*What to produce*:
Check each line for the string "document", then give only how many lines have it.

(Saved data entries)
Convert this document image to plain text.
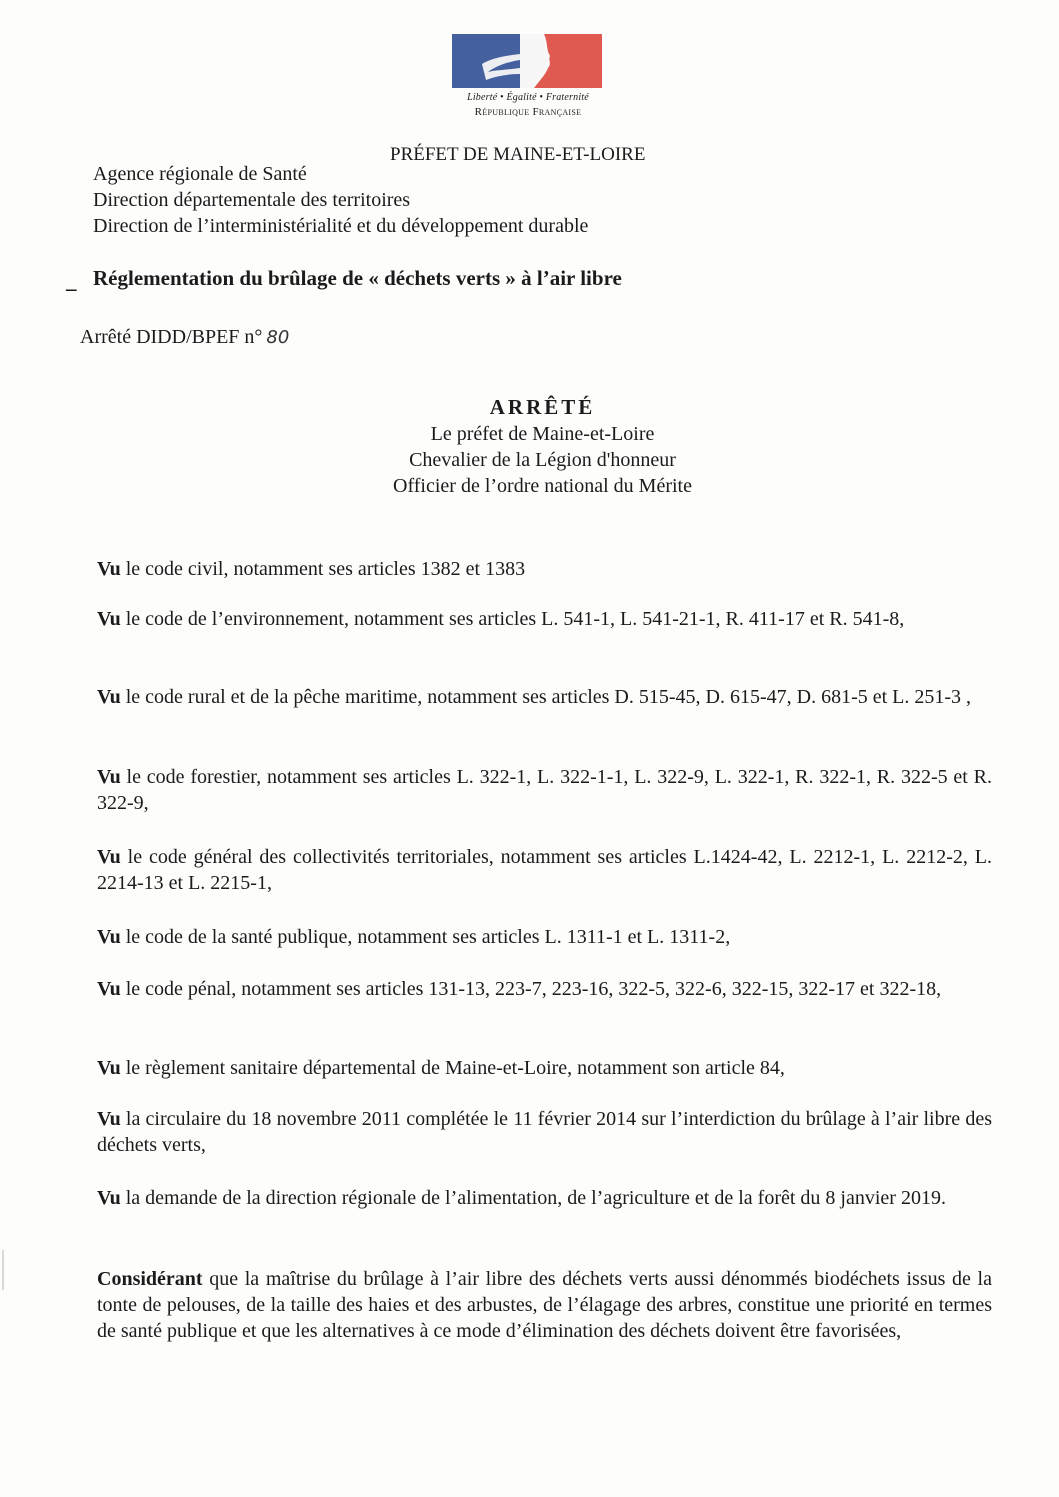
Liberté • Égalité • Fraternité
République Française
PRÉFET DE MAINE-ET-LOIRE
Agence régionale de Santé
Direction départementale des territoires
Direction de l’interministérialité et du développement durable
_ Réglementation du brûlage de « déchets verts » à l’air libre
Arrêté DIDD/BPEF n° 80
ARRÊTÉ
Le préfet de Maine-et-Loire
Chevalier de la Légion d'honneur
Officier de l’ordre national du Mérite

Vu le code civil, notamment ses articles 1382 et 1383

Vu le code de l’environnement, notamment ses articles L. 541-1, L. 541-21-1, R. 411-17 et R. 541-8,

Vu le code rural et de la pêche maritime, notamment ses articles D. 515-45, D. 615-47, D. 681-5 et L. 251-3 ,

Vu le code forestier, notamment ses articles L. 322-1, L. 322-1-1, L. 322-9, L. 322-1, R. 322-1, R. 322-5 et R. 322-9,

Vu le code général des collectivités territoriales, notamment ses articles L.1424-42, L. 2212-1, L. 2212-2, L. 2214-13 et L. 2215-1,

Vu le code de la santé publique, notamment ses articles L. 1311-1 et L. 1311-2,

Vu le code pénal, notamment ses articles 131-13, 223-7, 223-16, 322-5, 322-6, 322-15, 322-17 et 322-18,

Vu le règlement sanitaire départemental de Maine-et-Loire, notamment son article 84,

Vu la circulaire du 18 novembre 2011 complétée le 11 février 2014 sur l’interdiction du brûlage à l’air libre des déchets verts,

Vu la demande de la direction régionale de l’alimentation, de l’agriculture et de la forêt du 8 janvier 2019.

Considérant que la maîtrise du brûlage à l’air libre des déchets verts aussi dénommés biodéchets issus de la tonte de pelouses, de la taille des haies et des arbustes, de l’élagage des arbres, constitue une priorité en termes de santé publique et que les alternatives à ce mode d’élimination des déchets doivent être favorisées,
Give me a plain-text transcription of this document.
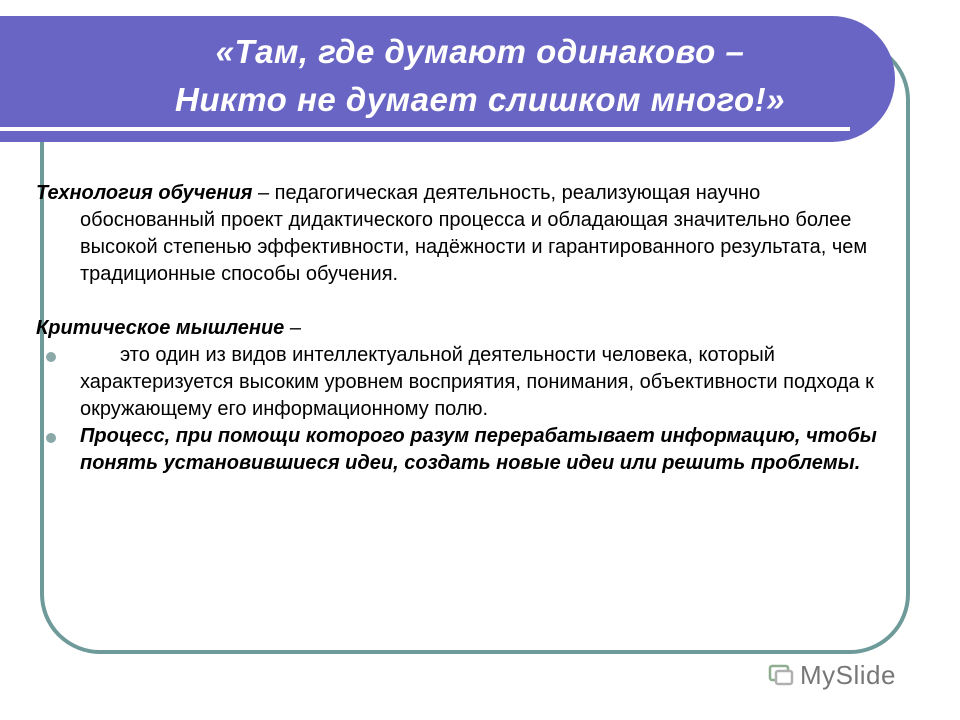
«Там, где думают одинаково –
Никто не думает слишком много!»

Технология обучения – педагогическая деятельность, реализующая научно обоснованный проект дидактического процесса и обладающая значительно более высокой степенью эффективности, надёжности и гарантированного результата, чем традиционные способы обучения.

Критическое мышление –

это один из видов интеллектуальной деятельности человека, который характеризуется высоким уровнем восприятия, понимания, объективности подхода к окружающему его информационному полю.
Процесс, при помощи которого разум перерабатывает информацию, чтобы понять установившиеся идеи, создать новые идеи или решить проблемы.
MySlide
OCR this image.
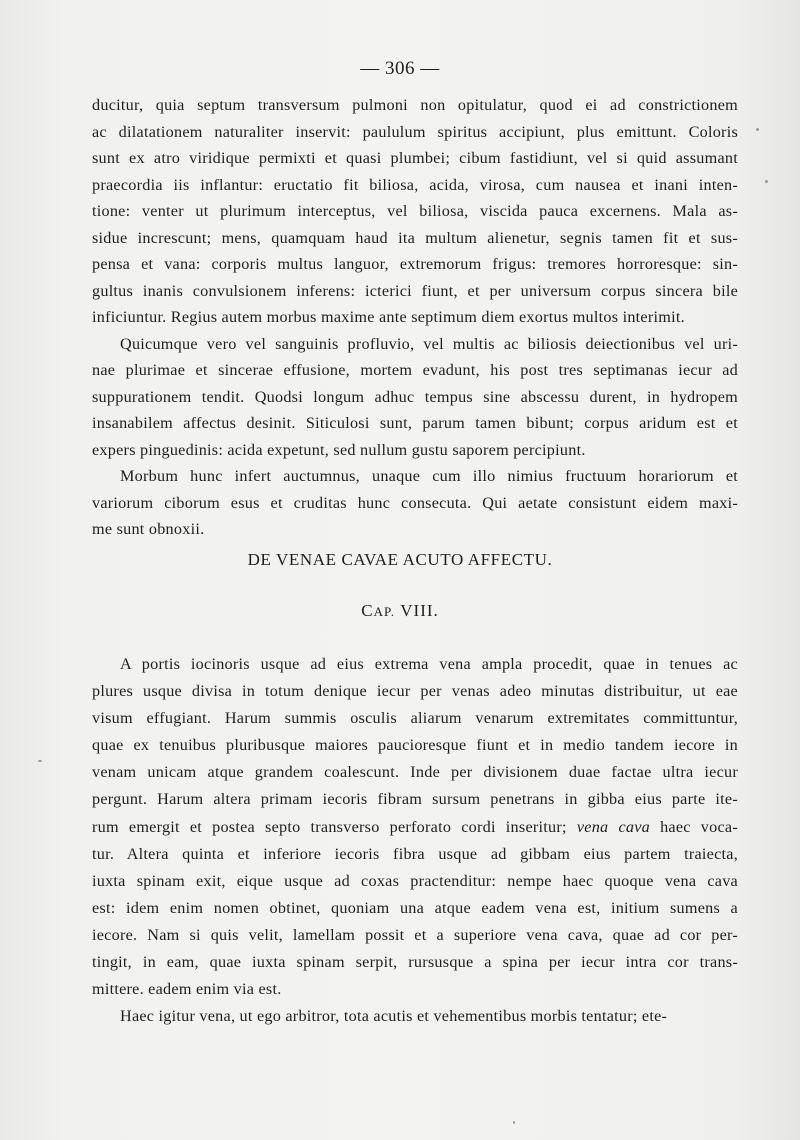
— 306 —
ducitur, quia septum transversum pulmoni non opitulatur, quod ei ad constrictionem
ac dilatationem naturaliter inservit: paululum spiritus accipiunt, plus emittunt. Coloris
sunt ex atro viridique permixti et quasi plumbei; cibum fastidiunt, vel si quid assumant
praecordia iis inflantur: eructatio fit biliosa, acida, virosa, cum nausea et inani inten-
tione: venter ut plurimum interceptus, vel biliosa, viscida pauca excernens. Mala as-
sidue increscunt; mens, quamquam haud ita multum alienetur, segnis tamen fit et sus-
pensa et vana: corporis multus languor, extremorum frigus: tremores horroresque: sin-
gultus inanis convulsionem inferens: icterici fiunt, et per universum corpus sincera bile
inficiuntur. Regius autem morbus maxime ante septimum diem exortus multos interimit.
Quicumque vero vel sanguinis profluvio, vel multis ac biliosis deiectionibus vel uri-
nae plurimae et sincerae effusione, mortem evadunt, his post tres septimanas iecur ad
suppurationem tendit. Quodsi longum adhuc tempus sine abscessu durent, in hydropem
insanabilem affectus desinit. Siticulosi sunt, parum tamen bibunt; corpus aridum est et
expers pinguedinis: acida expetunt, sed nullum gustu saporem percipiunt.
Morbum hunc infert auctumnus, unaque cum illo nimius fructuum horariorum et
variorum ciborum esus et cruditas hunc consecuta. Qui aetate consistunt eidem maxi-
me sunt obnoxii.
DE VENAE CAVAE ACUTO AFFECTU.
CAP. VIII.
A portis iocinoris usque ad eius extrema vena ampla procedit, quae in tenues ac
plures usque divisa in totum denique iecur per venas adeo minutas distribuitur, ut eae
visum effugiant. Harum summis osculis aliarum venarum extremitates committuntur,
quae ex tenuibus pluribusque maiores paucioresque fiunt et in medio tandem iecore in
venam unicam atque grandem coalescunt. Inde per divisionem duae factae ultra iecur
pergunt. Harum altera primam iecoris fibram sursum penetrans in gibba eius parte ite-
rum emergit et postea septo transverso perforato cordi inseritur; vena cava haec voca-
tur. Altera quinta et inferiore iecoris fibra usque ad gibbam eius partem traiecta,
iuxta spinam exit, eique usque ad coxas practenditur: nempe haec quoque vena cava
est: idem enim nomen obtinet, quoniam una atque eadem vena est, initium sumens a
iecore. Nam si quis velit, lamellam possit et a superiore vena cava, quae ad cor per-
tingit, in eam, quae iuxta spinam serpit, rursusque a spina per iecur intra cor trans-
mittere. eadem enim via est.
Haec igitur vena, ut ego arbitror, tota acutis et vehementibus morbis tentatur; ete-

*Expected answer*:
2